In the lines below, how many hold the word "this"? Answer only with the number.

—————

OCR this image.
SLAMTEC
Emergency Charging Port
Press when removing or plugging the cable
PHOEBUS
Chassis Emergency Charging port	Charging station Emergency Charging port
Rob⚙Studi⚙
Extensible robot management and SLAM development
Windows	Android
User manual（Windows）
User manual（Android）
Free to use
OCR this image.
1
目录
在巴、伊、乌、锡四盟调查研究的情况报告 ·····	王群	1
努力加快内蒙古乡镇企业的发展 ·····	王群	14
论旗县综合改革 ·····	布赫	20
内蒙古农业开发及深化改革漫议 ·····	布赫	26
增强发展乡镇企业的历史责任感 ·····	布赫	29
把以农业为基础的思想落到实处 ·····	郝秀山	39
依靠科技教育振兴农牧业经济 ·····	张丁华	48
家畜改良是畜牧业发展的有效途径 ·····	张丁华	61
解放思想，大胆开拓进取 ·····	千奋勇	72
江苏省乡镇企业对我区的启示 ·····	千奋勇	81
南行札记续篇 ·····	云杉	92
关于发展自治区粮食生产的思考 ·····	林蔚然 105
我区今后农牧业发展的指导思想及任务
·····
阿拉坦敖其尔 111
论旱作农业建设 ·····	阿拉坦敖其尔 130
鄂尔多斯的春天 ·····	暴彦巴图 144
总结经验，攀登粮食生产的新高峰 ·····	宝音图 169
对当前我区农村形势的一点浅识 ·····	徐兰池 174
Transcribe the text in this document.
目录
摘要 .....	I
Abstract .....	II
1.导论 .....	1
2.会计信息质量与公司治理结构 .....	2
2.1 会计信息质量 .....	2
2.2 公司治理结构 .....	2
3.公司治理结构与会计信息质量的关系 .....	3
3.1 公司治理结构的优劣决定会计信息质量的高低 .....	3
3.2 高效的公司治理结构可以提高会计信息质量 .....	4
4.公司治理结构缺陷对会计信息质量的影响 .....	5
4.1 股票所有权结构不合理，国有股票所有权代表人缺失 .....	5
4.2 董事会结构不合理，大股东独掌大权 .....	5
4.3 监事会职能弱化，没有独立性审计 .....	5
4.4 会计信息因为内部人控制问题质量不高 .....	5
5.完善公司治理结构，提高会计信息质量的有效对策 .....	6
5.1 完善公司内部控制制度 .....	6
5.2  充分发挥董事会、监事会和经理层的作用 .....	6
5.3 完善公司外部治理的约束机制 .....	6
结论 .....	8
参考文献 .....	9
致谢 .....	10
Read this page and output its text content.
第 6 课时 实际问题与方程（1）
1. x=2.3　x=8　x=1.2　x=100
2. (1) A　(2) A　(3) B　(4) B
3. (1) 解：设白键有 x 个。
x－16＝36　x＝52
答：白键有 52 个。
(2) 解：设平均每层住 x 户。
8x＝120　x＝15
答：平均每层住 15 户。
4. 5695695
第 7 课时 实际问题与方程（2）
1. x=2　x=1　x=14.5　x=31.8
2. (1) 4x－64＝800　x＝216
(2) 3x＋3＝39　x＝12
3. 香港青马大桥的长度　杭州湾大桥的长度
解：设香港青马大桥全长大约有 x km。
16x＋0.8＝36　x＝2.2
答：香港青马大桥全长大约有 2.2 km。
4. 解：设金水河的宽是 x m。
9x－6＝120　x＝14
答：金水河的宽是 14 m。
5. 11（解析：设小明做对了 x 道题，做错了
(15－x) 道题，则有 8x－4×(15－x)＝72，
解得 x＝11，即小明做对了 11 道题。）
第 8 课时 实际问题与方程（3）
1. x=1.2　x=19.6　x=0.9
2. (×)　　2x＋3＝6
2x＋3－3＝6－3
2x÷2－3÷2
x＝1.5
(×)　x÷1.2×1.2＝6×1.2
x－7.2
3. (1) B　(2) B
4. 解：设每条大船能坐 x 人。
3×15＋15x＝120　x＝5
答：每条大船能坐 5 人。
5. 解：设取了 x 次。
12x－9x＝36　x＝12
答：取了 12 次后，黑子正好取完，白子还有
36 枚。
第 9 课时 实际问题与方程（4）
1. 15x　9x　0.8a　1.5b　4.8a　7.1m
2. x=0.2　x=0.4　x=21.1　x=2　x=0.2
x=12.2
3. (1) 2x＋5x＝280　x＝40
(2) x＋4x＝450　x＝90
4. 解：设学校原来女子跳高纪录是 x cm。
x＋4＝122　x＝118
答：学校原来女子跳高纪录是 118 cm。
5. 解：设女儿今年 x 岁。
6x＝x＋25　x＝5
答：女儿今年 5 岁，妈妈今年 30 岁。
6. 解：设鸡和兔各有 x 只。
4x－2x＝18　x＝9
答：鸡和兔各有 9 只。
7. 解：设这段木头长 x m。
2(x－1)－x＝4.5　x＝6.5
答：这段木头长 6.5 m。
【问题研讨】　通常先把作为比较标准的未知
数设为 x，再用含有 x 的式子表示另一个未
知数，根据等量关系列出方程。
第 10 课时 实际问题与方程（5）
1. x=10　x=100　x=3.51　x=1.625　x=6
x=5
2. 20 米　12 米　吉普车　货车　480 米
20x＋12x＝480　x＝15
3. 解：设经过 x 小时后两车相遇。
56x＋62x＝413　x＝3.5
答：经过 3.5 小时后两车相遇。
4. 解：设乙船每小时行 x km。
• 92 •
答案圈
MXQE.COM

—————

■ The reply
4